_REQUIREMENTS_: How many lines in this material include the string "оширадиган"? Answer with the number and nothing further.

====================

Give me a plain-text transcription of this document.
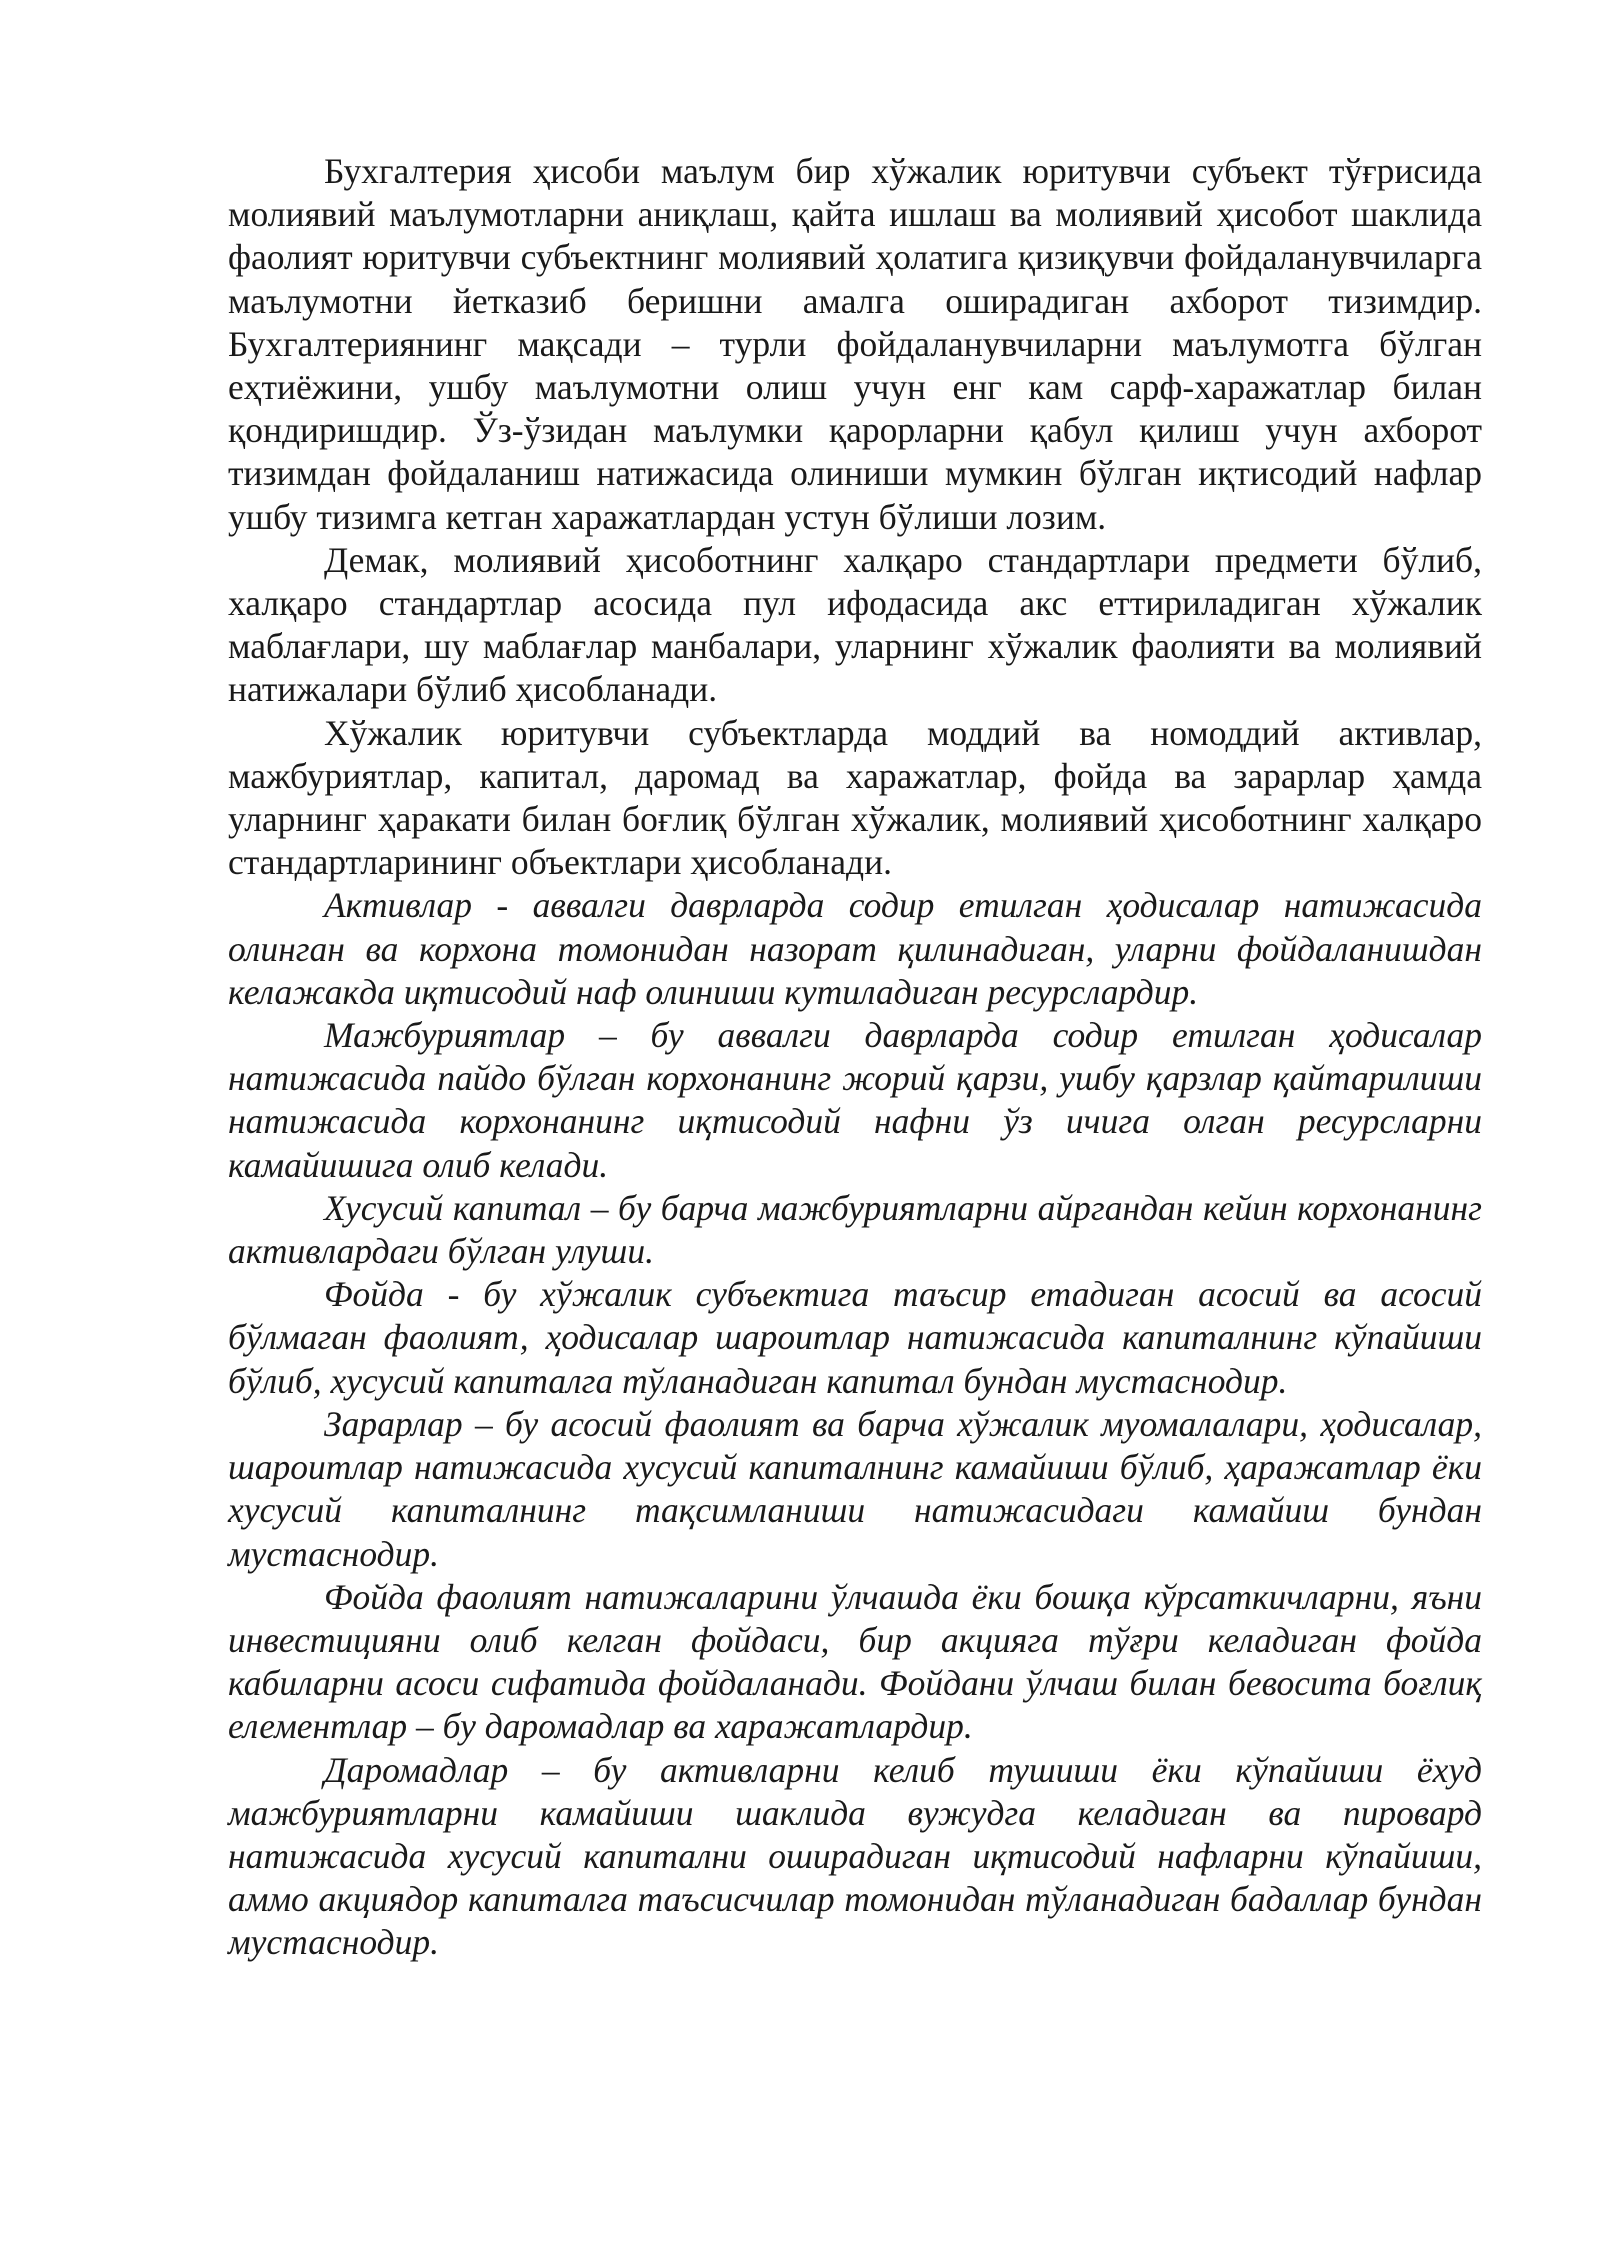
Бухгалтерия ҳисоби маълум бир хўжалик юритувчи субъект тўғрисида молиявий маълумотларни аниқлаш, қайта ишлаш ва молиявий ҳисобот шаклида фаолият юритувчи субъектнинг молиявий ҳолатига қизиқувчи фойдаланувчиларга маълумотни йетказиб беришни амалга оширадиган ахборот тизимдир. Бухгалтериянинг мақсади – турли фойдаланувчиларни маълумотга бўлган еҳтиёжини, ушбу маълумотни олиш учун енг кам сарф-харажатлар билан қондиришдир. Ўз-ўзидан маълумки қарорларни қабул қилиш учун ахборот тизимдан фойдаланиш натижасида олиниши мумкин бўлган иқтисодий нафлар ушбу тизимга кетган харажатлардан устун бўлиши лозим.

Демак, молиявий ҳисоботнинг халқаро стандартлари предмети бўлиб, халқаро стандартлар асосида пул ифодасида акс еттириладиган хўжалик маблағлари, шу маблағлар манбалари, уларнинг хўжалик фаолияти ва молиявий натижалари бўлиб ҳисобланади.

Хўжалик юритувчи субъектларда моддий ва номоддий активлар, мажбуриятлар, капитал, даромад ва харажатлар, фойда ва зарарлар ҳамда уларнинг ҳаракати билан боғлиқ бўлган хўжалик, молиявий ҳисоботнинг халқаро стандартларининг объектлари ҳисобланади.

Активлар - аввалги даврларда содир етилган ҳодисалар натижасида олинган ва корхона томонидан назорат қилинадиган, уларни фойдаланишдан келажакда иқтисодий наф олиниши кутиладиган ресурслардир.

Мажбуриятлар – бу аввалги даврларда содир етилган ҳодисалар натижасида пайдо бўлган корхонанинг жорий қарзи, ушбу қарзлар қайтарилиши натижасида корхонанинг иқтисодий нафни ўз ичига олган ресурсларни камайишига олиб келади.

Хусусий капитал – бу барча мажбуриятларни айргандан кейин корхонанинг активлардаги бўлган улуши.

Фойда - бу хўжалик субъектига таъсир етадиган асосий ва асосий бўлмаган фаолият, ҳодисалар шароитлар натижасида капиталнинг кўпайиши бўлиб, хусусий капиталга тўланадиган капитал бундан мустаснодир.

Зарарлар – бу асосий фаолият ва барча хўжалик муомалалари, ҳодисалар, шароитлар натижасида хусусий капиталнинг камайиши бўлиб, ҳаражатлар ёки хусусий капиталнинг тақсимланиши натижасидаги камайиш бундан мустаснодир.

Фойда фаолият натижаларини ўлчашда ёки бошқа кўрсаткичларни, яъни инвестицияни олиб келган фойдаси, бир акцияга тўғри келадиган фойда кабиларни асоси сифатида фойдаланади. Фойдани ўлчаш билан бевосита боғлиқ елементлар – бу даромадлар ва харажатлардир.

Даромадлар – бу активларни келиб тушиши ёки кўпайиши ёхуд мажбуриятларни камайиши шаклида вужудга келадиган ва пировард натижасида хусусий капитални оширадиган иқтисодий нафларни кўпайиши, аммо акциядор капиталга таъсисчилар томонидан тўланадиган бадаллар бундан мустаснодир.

====================

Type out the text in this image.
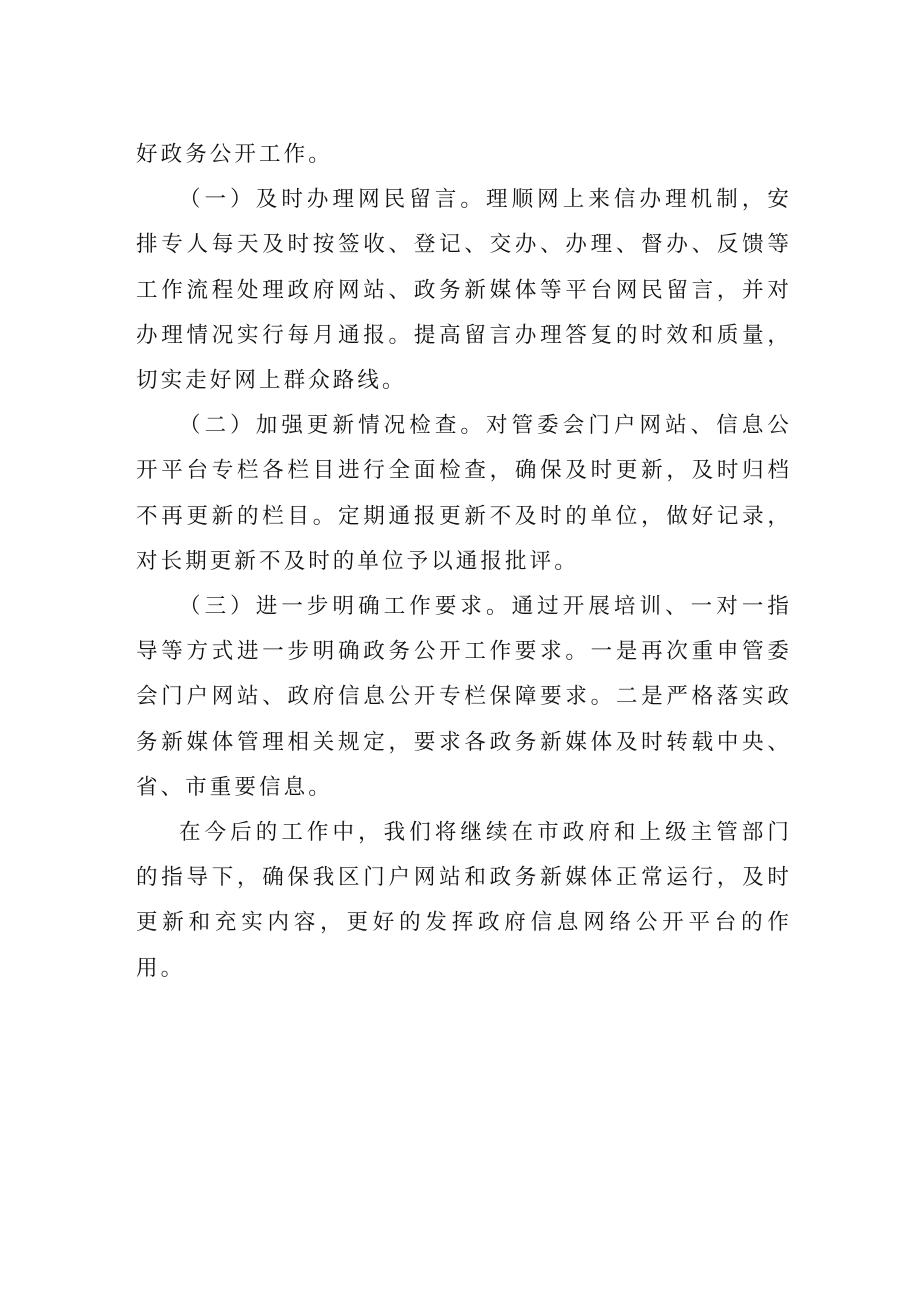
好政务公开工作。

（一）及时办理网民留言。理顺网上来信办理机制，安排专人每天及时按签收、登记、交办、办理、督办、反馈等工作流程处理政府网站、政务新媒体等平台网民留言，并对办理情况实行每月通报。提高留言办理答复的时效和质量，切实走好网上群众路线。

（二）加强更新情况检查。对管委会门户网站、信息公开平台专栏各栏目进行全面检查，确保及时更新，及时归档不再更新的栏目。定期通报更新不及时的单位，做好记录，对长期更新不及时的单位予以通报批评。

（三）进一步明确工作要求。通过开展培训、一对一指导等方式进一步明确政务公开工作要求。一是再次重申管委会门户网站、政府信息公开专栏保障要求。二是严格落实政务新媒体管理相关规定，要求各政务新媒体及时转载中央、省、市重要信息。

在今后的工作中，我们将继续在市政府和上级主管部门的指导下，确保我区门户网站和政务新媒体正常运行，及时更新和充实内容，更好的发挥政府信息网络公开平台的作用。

====================

_RESULT FOR THIS EXERCISE_: 2